WORK REQUIRED:
Output every record below exactly as it appears.

PROVIDED ENTRIES:
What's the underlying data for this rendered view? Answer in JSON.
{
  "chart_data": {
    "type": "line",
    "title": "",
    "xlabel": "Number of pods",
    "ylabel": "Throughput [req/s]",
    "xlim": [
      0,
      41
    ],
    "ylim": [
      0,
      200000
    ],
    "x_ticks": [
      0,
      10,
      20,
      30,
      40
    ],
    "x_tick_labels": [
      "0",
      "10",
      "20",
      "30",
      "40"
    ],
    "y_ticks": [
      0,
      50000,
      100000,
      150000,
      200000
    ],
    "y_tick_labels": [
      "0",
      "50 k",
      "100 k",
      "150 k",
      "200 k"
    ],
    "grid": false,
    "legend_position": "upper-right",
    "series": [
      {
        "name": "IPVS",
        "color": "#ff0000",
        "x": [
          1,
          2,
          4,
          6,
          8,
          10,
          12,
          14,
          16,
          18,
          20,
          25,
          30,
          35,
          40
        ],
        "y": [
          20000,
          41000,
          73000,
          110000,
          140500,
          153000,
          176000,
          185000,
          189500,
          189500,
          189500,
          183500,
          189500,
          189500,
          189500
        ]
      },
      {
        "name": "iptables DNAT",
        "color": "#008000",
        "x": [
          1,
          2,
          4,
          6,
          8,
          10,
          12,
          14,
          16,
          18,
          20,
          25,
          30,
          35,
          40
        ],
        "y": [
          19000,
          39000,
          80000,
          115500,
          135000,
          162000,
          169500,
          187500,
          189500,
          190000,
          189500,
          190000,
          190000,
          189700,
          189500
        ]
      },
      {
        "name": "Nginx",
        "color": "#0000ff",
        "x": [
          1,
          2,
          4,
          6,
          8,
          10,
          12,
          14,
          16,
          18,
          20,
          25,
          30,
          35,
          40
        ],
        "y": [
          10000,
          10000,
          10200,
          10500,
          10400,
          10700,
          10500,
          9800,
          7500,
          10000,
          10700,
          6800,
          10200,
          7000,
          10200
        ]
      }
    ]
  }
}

RESULT FOR THIS TASK:
What's the underlying data for this rendered view? Answer in JSON.
{
  "chart_data": {
    "type": "line",
    "title": "",
    "xlabel": "Number of pods",
    "ylabel": "Throughput [req/s]",
    "xlim": [
      0,
      41
    ],
    "ylim": [
      0,
      200000
    ],
    "x_ticks": [
      0,
      10,
      20,
      30,
      40
    ],
    "x_tick_labels": [
      "0",
      "10",
      "20",
      "30",
      "40"
    ],
    "y_ticks": [
      0,
      50000,
      100000,
      150000,
      200000
    ],
    "y_tick_labels": [
      "0",
      "50 k",
      "100 k",
      "150 k",
      "200 k"
    ],
    "grid": false,
    "legend_position": "upper-right",
    "series": [
      {
        "name": "IPVS",
        "color": "#ff0000",
        "x": [
          1,
          2,
          4,
          6,
          8,
          10,
          12,
          14,
          16,
          18,
          20,
          25,
          30,
          35,
          40
        ],
        "y": [
          20000,
          41000,
          73000,
          110000,
          140500,
          153000,
          176000,
          185000,
          189500,
          189500,
          189500,
          183500,
          189500,
          189500,
          189500
        ]
      },
      {
        "name": "iptables DNAT",
        "color": "#008000",
        "x": [
          1,
          2,
          4,
          6,
          8,
          10,
          12,
          14,
          16,
          18,
          20,
          25,
          30,
          35,
          40
        ],
        "y": [
          19000,
          39000,
          80000,
          115500,
          135000,
          162000,
          169500,
          187500,
          189500,
          190000,
          189500,
          190000,
          190000,
          189700,
          189500
        ]
      },
      {
        "name": "Nginx",
        "color": "#0000ff",
        "x": [
          1,
          2,
          4,
          6,
          8,
          10,
          12,
          14,
          16,
          18,
          20,
          25,
          30,
          35,
          40
        ],
        "y": [
          10000,
          10000,
          10200,
          10500,
          10400,
          10700,
          10500,
          9800,
          7500,
          10000,
          10700,
          6800,
          10200,
          7000,
          10200
        ]
      }
    ]
  }
}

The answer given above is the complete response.